- _What is being asked_: Every line of the records must be repeated exactly; pictures stay out.

+--

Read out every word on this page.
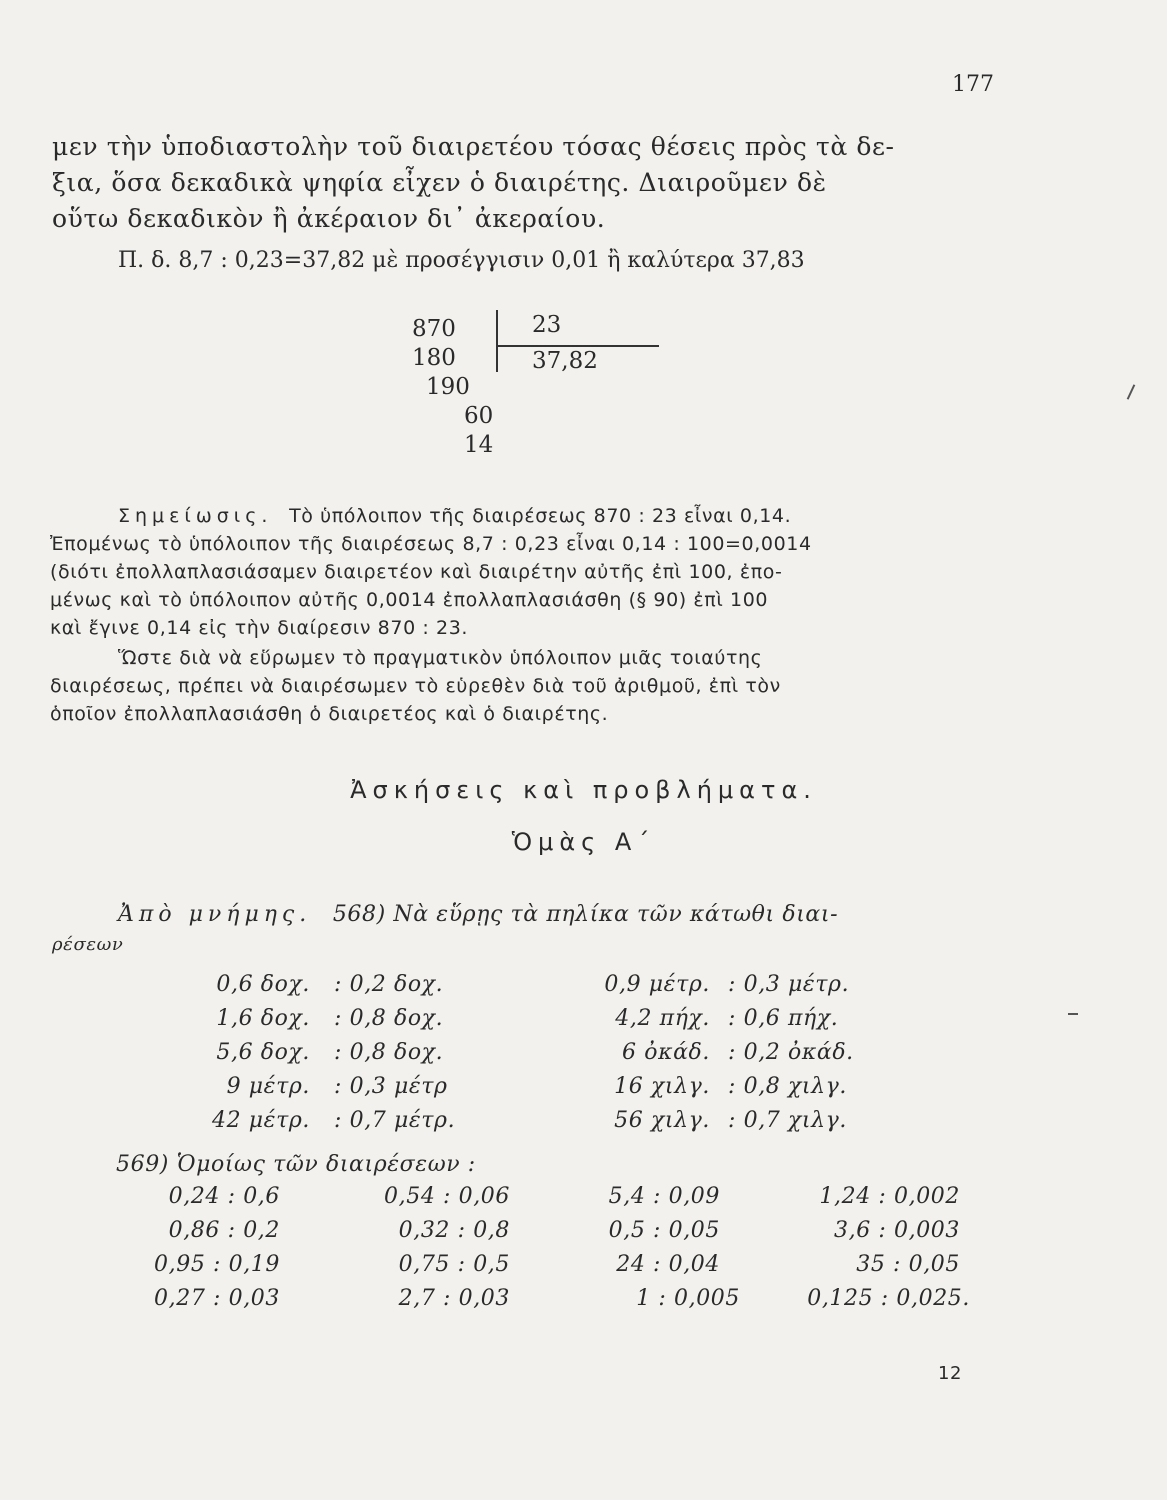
177
μεν τὴν ὑποδιαστολὴν τοῦ διαιρετέου τόσας θέσεις πρὸς τὰ δε-
ξια, ὅσα δεκαδικὰ ψηφία εἶχεν ὁ διαιρέτης. Διαιροῦμεν δὲ
οὕτω δεκαδικὸν ἢ ἀκέραιον δι᾽ ἀκεραίου.
Π. δ. 8,7 : 0,23=37,82 μὲ προσέγγισιν 0,01 ἢ καλύτερα 37,83
870
180
190
60
14
23
37,82
Σημείωσις. Τὸ ὑπόλοιπον τῆς διαιρέσεως 870 : 23 εἶναι 0,14.
Ἐπομένως τὸ ὑπόλοιπον τῆς διαιρέσεως 8,7 : 0,23 εἶναι 0,14 : 100=0,0014
(διότι ἐπολλαπλασιάσαμεν διαιρετέον καὶ διαιρέτην αὐτῆς ἐπὶ 100, ἐπο-
μένως καὶ τὸ ὑπόλοιπον αὐτῆς 0,0014 ἐπολλαπλασιάσθη (§ 90) ἐπὶ 100
καὶ ἔγινε 0,14 εἰς τὴν διαίρεσιν 870 : 23.
Ὥστε διὰ νὰ εὕρωμεν τὸ πραγματικὸν ὑπόλοιπον μιᾶς τοιαύτης
διαιρέσεως, πρέπει νὰ διαιρέσωμεν τὸ εὑρεθὲν διὰ τοῦ ἀριθμοῦ, ἐπὶ τὸν
ὁποῖον ἐπολλαπλασιάσθη ὁ διαιρετέος καὶ ὁ διαιρέτης.
Ἀσκήσεις καὶ προβλήματα.
Ὁμὰς Α΄
Ἀπὸ μνήμης. 568) Νὰ εὕρῃς τὰ πηλίκα τῶν κάτωθι διαι-
ρέσεων
0,6 δοχ. : 0,2 δοχ.	0,9 μέτρ. : 0,3 μέτρ.
1,6 δοχ. : 0,8 δοχ.	4,2 πήχ. : 0,6 πήχ.
5,6 δοχ. : 0,8 δοχ.	6 ὀκάδ. : 0,2 ὀκάδ.
9 μέτρ. : 0,3 μέτρ	16 χιλγ. : 0,8 χιλγ.
42 μέτρ. : 0,7 μέτρ.	56 χιλγ. : 0,7 χιλγ.
569) Ὁμοίως τῶν διαιρέσεων :
0,24 : 0,6	0,54 : 0,06	5,4 : 0,09	1,24 : 0,002
0,86 : 0,2	0,32 : 0,8	0,5 : 0,05	3,6 : 0,003
0,95 : 0,19	0,75 : 0,5	24 : 0,04	35 : 0,05
0,27 : 0,03	2,7 : 0,03	1 : 0,005	0,125 : 0,025.
12
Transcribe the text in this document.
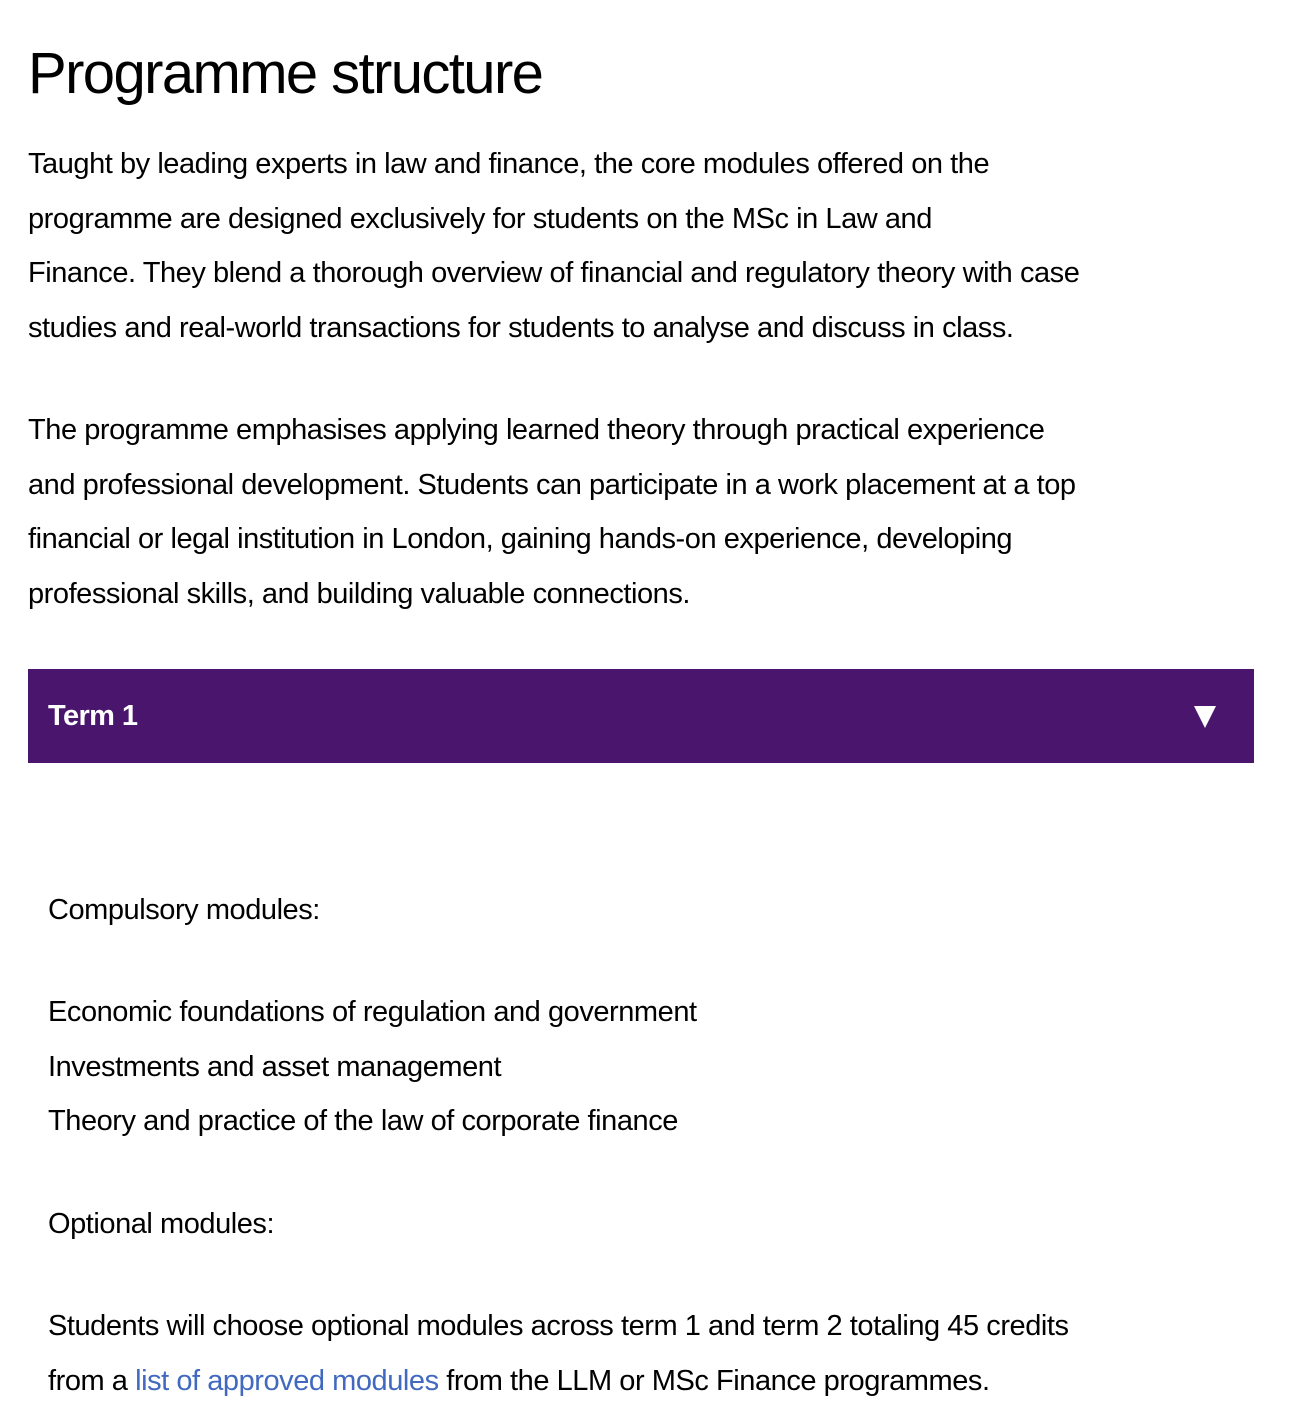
Programme structure

Taught by leading experts in law and finance, the core modules offered on the
programme are designed exclusively for students on the MSc in Law and
Finance. They blend a thorough overview of financial and regulatory theory with case
studies and real-world transactions for students to analyse and discuss in class.

The programme emphasises applying learned theory through practical experience
and professional development. Students can participate in a work placement at a top
financial or legal institution in London, gaining hands-on experience, developing
professional skills, and building valuable connections.

Term 1

Compulsory modules:

Economic foundations of regulation and government
Investments and asset management
Theory and practice of the law of corporate finance

Optional modules:

Students will choose optional modules across term 1 and term 2 totaling 45 credits
from a list of approved modules from the LLM or MSc Finance programmes.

+--

- _Exercise response_:
Read out every word on this page.
177
μεν τὴν ὑποδιαστολὴν τοῦ διαιρετέου τόσας θέσεις πρὸς τὰ δε-
ξια, ὅσα δεκαδικὰ ψηφία εἶχεν ὁ διαιρέτης. Διαιροῦμεν δὲ
οὕτω δεκαδικὸν ἢ ἀκέραιον δι᾽ ἀκεραίου.
Π. δ. 8,7 : 0,23=37,82 μὲ προσέγγισιν 0,01 ἢ καλύτερα 37,83
870
180
190
60
14
23
37,82
Σημείωσις. Τὸ ὑπόλοιπον τῆς διαιρέσεως 870 : 23 εἶναι 0,14.
Ἐπομένως τὸ ὑπόλοιπον τῆς διαιρέσεως 8,7 : 0,23 εἶναι 0,14 : 100=0,0014
(διότι ἐπολλαπλασιάσαμεν διαιρετέον καὶ διαιρέτην αὐτῆς ἐπὶ 100, ἐπο-
μένως καὶ τὸ ὑπόλοιπον αὐτῆς 0,0014 ἐπολλαπλασιάσθη (§ 90) ἐπὶ 100
καὶ ἔγινε 0,14 εἰς τὴν διαίρεσιν 870 : 23.
Ὥστε διὰ νὰ εὕρωμεν τὸ πραγματικὸν ὑπόλοιπον μιᾶς τοιαύτης
διαιρέσεως, πρέπει νὰ διαιρέσωμεν τὸ εὑρεθὲν διὰ τοῦ ἀριθμοῦ, ἐπὶ τὸν
ὁποῖον ἐπολλαπλασιάσθη ὁ διαιρετέος καὶ ὁ διαιρέτης.
Ἀσκήσεις καὶ προβλήματα.
Ὁμὰς Α΄
Ἀπὸ μνήμης. 568) Νὰ εὕρῃς τὰ πηλίκα τῶν κάτωθι διαι-
ρέσεων
0,6 δοχ. : 0,2 δοχ.	0,9 μέτρ. : 0,3 μέτρ.
1,6 δοχ. : 0,8 δοχ.	4,2 πήχ. : 0,6 πήχ.
5,6 δοχ. : 0,8 δοχ.	6 ὀκάδ. : 0,2 ὀκάδ.
9 μέτρ. : 0,3 μέτρ	16 χιλγ. : 0,8 χιλγ.
42 μέτρ. : 0,7 μέτρ.	56 χιλγ. : 0,7 χιλγ.
569) Ὁμοίως τῶν διαιρέσεων :
0,24 : 0,6	0,54 : 0,06	5,4 : 0,09	1,24 : 0,002
0,86 : 0,2	0,32 : 0,8	0,5 : 0,05	3,6 : 0,003
0,95 : 0,19	0,75 : 0,5	24 : 0,04	35 : 0,05
0,27 : 0,03	2,7 : 0,03	1 : 0,005	0,125 : 0,025.
12
Transcribe the text in this document.
Programme structure

Taught by leading experts in law and finance, the core modules offered on the
programme are designed exclusively for students on the MSc in Law and
Finance. They blend a thorough overview of financial and regulatory theory with case
studies and real-world transactions for students to analyse and discuss in class.

The programme emphasises applying learned theory through practical experience
and professional development. Students can participate in a work placement at a top
financial or legal institution in London, gaining hands-on experience, developing
professional skills, and building valuable connections.

Term 1

Compulsory modules:

Economic foundations of regulation and government
Investments and asset management
Theory and practice of the law of corporate finance

Optional modules:

Students will choose optional modules across term 1 and term 2 totaling 45 credits
from a list of approved modules from the LLM or MSc Finance programmes.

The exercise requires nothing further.